EXERCISE INSTRUCTIONS:
Copy the data exactly; pictures stay out of the copy.

* START INPUT RECORDS *

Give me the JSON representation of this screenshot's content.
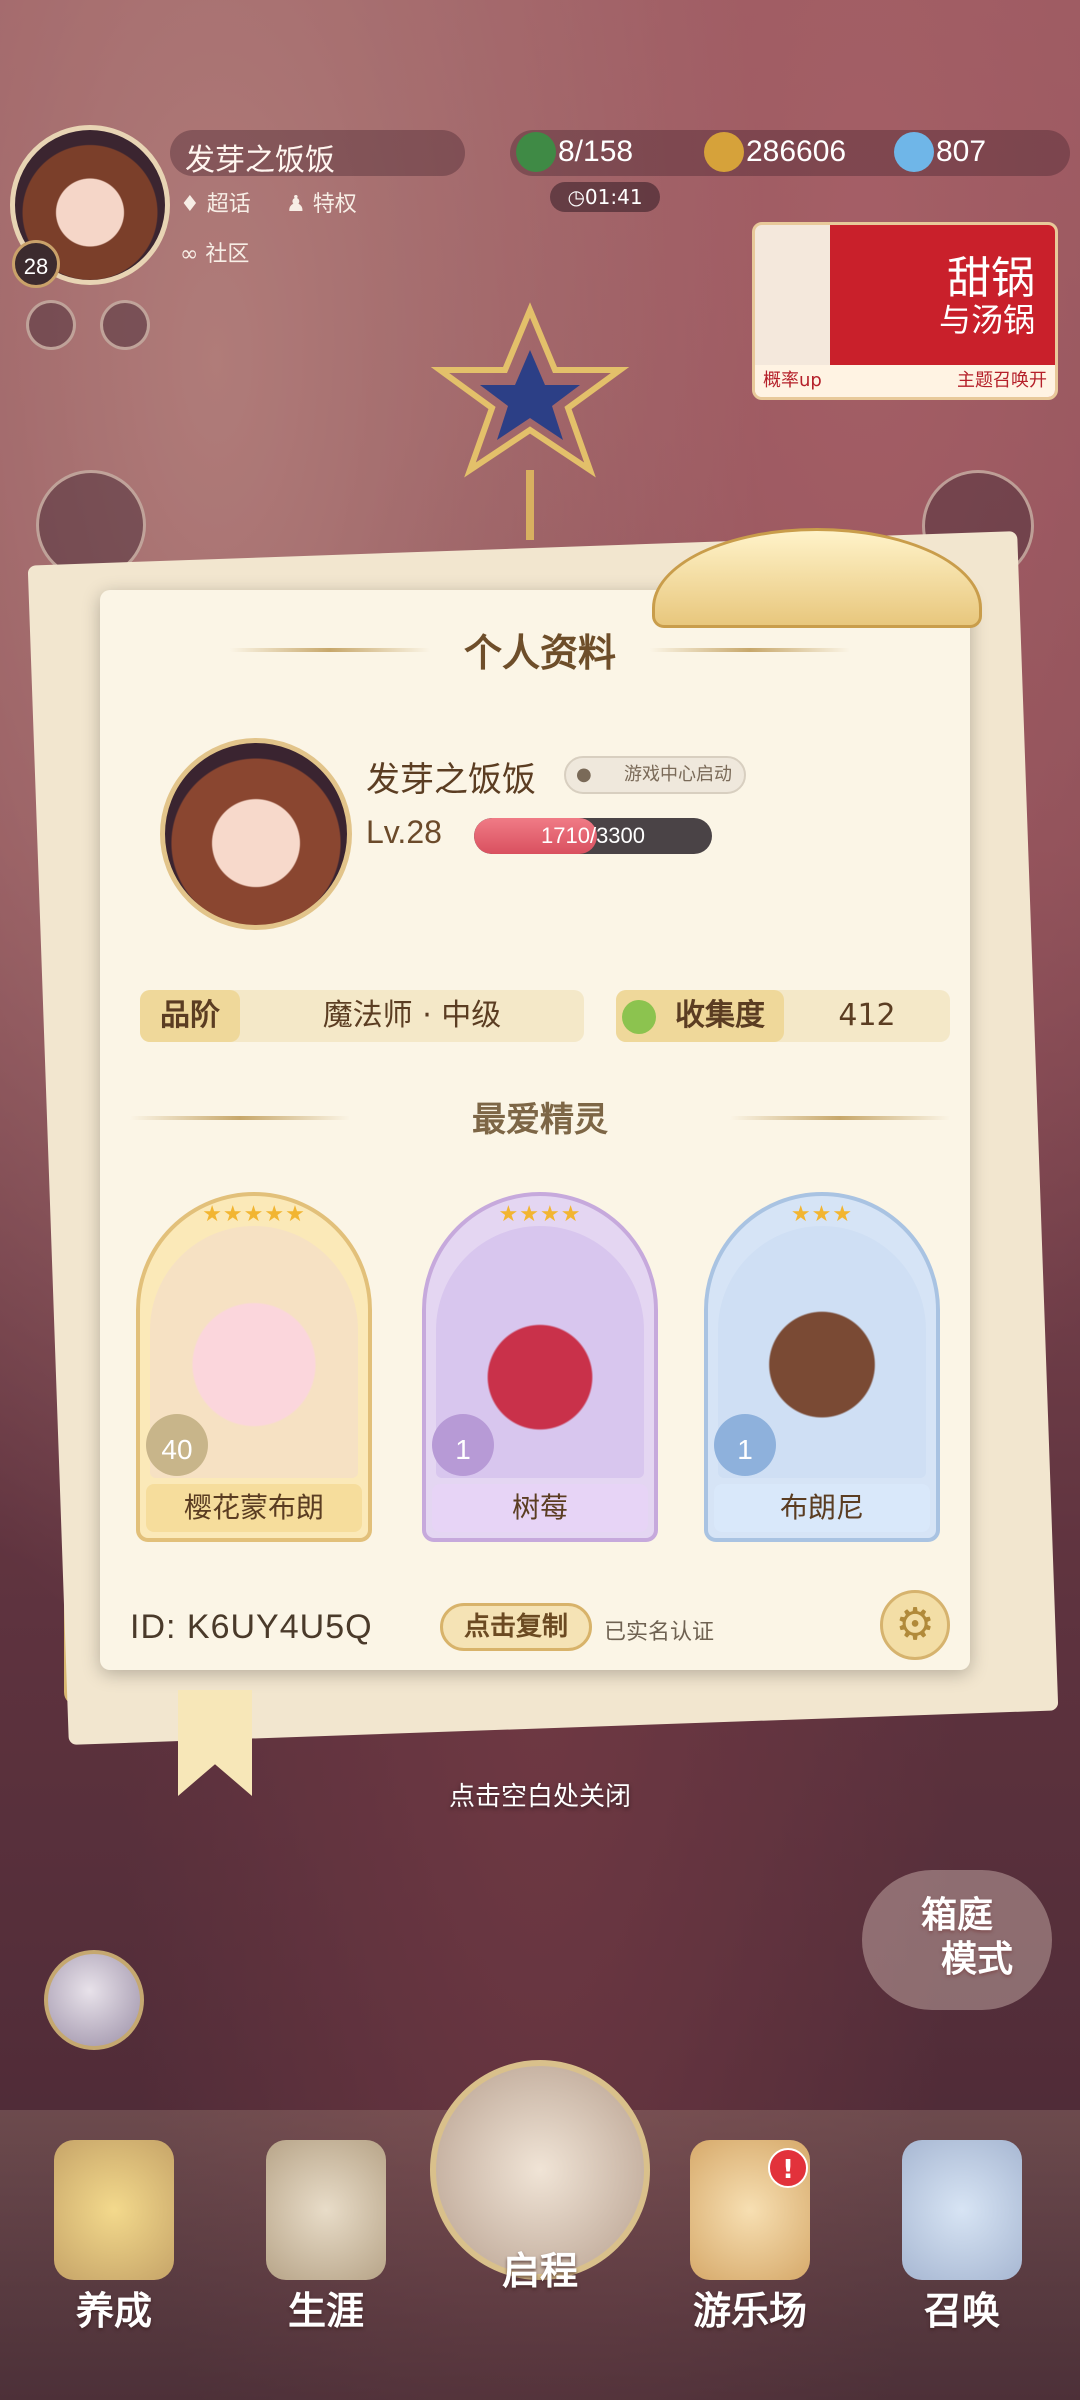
{
  "hud": {
    "level": "28",
    "player_name": "发芽之饭饭",
    "links": [
      "超话",
      "特权",
      "社区"
    ],
    "clover": "8/158",
    "coins": "286606",
    "crystals": "807",
    "timer": "01:41",
    "banner": {
      "title_line1": "甜锅",
      "title_line2": "与汤锅",
      "footer_left": "概率up",
      "footer_right": "主题召唤开"
    }
  },
  "profile": {
    "title": "个人资料",
    "name": "发芽之饭饭",
    "tag": "游戏中心启动",
    "level": "Lv.28",
    "exp_current": "1710",
    "exp_total": "3300",
    "exp_fraction": 0.518,
    "rank_key": "品阶",
    "rank_value": "魔法师 · 中级",
    "collection_key": "收集度",
    "collection_value": "412",
    "favorites_title": "最爱精灵",
    "favorites": [
      {
        "name": "樱花蒙布朗",
        "level": "40",
        "stars": "★★★★★",
        "color": "#f8e6b4"
      },
      {
        "name": "树莓",
        "level": "1",
        "stars": "★★★★",
        "color": "#e4d6f2"
      },
      {
        "name": "布朗尼",
        "level": "1",
        "stars": "★★★",
        "color": "#d6e4f6"
      }
    ],
    "id_label": "ID:",
    "id_value": "K6UY4U5Q",
    "copy_label": "点击复制",
    "verified": "已实名认证"
  },
  "close_hint": "点击空白处关闭",
  "mode_button": [
    "箱庭",
    "模式"
  ],
  "nav": {
    "items": [
      "养成",
      "生涯",
      "启程",
      "游乐场",
      "召唤"
    ],
    "alert": "!"
  },
  "colors": {
    "panel_bg": "#fbf5e6",
    "accent_gold": "#d9b871",
    "exp_fill": "#d9505f"
  }
}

* END INPUT RECORDS *

TASK RESPONSE:
Give me the JSON representation of this screenshot's content.
{
  "hud": {
    "level": "28",
    "player_name": "发芽之饭饭",
    "links": [
      "超话",
      "特权",
      "社区"
    ],
    "clover": "8/158",
    "coins": "286606",
    "crystals": "807",
    "timer": "01:41",
    "banner": {
      "title_line1": "甜锅",
      "title_line2": "与汤锅",
      "footer_left": "概率up",
      "footer_right": "主题召唤开"
    }
  },
  "profile": {
    "title": "个人资料",
    "name": "发芽之饭饭",
    "tag": "游戏中心启动",
    "level": "Lv.28",
    "exp_current": "1710",
    "exp_total": "3300",
    "exp_fraction": 0.518,
    "rank_key": "品阶",
    "rank_value": "魔法师 · 中级",
    "collection_key": "收集度",
    "collection_value": "412",
    "favorites_title": "最爱精灵",
    "favorites": [
      {
        "name": "樱花蒙布朗",
        "level": "40",
        "stars": "★★★★★",
        "color": "#f8e6b4"
      },
      {
        "name": "树莓",
        "level": "1",
        "stars": "★★★★",
        "color": "#e4d6f2"
      },
      {
        "name": "布朗尼",
        "level": "1",
        "stars": "★★★",
        "color": "#d6e4f6"
      }
    ],
    "id_label": "ID:",
    "id_value": "K6UY4U5Q",
    "copy_label": "点击复制",
    "verified": "已实名认证"
  },
  "close_hint": "点击空白处关闭",
  "mode_button": [
    "箱庭",
    "模式"
  ],
  "nav": {
    "items": [
      "养成",
      "生涯",
      "启程",
      "游乐场",
      "召唤"
    ],
    "alert": "!"
  },
  "colors": {
    "panel_bg": "#fbf5e6",
    "accent_gold": "#d9b871",
    "exp_fill": "#d9505f"
  }
}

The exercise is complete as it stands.